* **DATA PROVIDED**:
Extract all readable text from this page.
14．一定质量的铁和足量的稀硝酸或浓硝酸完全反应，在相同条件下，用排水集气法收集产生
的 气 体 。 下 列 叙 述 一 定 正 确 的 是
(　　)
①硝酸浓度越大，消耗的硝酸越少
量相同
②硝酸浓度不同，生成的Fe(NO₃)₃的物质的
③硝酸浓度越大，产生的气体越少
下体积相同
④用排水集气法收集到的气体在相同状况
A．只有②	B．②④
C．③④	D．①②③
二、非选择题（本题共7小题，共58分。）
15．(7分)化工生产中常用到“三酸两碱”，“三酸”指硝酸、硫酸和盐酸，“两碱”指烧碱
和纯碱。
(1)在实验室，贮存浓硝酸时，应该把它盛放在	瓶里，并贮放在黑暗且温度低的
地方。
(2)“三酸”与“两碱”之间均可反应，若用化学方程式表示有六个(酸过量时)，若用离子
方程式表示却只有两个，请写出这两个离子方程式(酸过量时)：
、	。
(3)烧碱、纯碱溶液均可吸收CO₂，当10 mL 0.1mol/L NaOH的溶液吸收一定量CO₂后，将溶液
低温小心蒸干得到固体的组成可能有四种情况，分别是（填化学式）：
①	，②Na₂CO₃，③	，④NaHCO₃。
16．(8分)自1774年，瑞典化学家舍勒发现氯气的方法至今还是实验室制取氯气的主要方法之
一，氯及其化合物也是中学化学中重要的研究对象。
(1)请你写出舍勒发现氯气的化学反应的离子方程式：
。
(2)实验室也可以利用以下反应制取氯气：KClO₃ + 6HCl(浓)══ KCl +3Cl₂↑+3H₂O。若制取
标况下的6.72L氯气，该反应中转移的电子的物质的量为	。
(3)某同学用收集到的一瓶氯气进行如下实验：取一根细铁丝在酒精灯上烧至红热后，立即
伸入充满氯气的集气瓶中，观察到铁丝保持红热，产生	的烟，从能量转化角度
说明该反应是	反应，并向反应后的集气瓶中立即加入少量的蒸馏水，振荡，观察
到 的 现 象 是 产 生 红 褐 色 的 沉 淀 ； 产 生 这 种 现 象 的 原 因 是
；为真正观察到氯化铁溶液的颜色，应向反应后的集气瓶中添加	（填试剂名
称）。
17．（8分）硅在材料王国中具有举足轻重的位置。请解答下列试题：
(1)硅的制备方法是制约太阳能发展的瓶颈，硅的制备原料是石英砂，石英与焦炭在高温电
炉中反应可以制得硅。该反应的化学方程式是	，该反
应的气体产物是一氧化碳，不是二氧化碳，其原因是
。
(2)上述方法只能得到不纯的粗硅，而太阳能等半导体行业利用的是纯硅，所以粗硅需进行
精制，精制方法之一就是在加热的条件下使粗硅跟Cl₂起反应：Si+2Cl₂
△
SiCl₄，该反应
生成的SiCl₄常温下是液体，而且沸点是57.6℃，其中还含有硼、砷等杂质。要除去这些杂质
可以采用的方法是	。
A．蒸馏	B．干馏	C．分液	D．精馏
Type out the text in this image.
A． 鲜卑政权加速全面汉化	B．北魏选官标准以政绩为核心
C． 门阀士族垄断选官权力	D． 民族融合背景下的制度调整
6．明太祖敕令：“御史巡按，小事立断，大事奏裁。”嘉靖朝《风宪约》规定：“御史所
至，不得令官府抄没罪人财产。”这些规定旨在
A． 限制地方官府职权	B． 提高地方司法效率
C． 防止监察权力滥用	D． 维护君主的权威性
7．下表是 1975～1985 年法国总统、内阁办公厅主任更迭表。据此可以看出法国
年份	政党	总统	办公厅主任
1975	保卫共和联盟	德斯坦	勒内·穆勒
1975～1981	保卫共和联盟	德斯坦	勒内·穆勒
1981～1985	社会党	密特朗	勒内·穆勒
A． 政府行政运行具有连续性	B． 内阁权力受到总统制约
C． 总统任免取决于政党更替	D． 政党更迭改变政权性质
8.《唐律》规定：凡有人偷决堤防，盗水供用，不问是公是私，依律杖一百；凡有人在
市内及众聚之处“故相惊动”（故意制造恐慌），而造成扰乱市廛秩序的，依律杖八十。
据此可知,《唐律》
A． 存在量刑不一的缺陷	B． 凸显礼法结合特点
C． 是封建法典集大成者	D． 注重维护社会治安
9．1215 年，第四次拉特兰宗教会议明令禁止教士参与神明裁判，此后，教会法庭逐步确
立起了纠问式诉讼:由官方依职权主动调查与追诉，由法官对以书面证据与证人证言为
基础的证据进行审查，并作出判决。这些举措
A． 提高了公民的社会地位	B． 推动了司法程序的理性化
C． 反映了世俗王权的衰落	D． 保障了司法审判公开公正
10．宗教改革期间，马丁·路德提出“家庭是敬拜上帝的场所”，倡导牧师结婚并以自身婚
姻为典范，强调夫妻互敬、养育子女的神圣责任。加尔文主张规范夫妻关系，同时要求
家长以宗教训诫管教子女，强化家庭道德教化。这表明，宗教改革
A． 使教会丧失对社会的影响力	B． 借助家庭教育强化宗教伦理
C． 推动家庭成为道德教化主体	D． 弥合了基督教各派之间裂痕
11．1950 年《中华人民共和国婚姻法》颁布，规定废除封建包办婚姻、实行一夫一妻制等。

* **WHAT YOU HAVE TO DO**:
Read the entries above, then pull out the lines that include "text".

* **EXERCISE OUTPUT**:
Extract all readable text from this page.
Type out the text in this image.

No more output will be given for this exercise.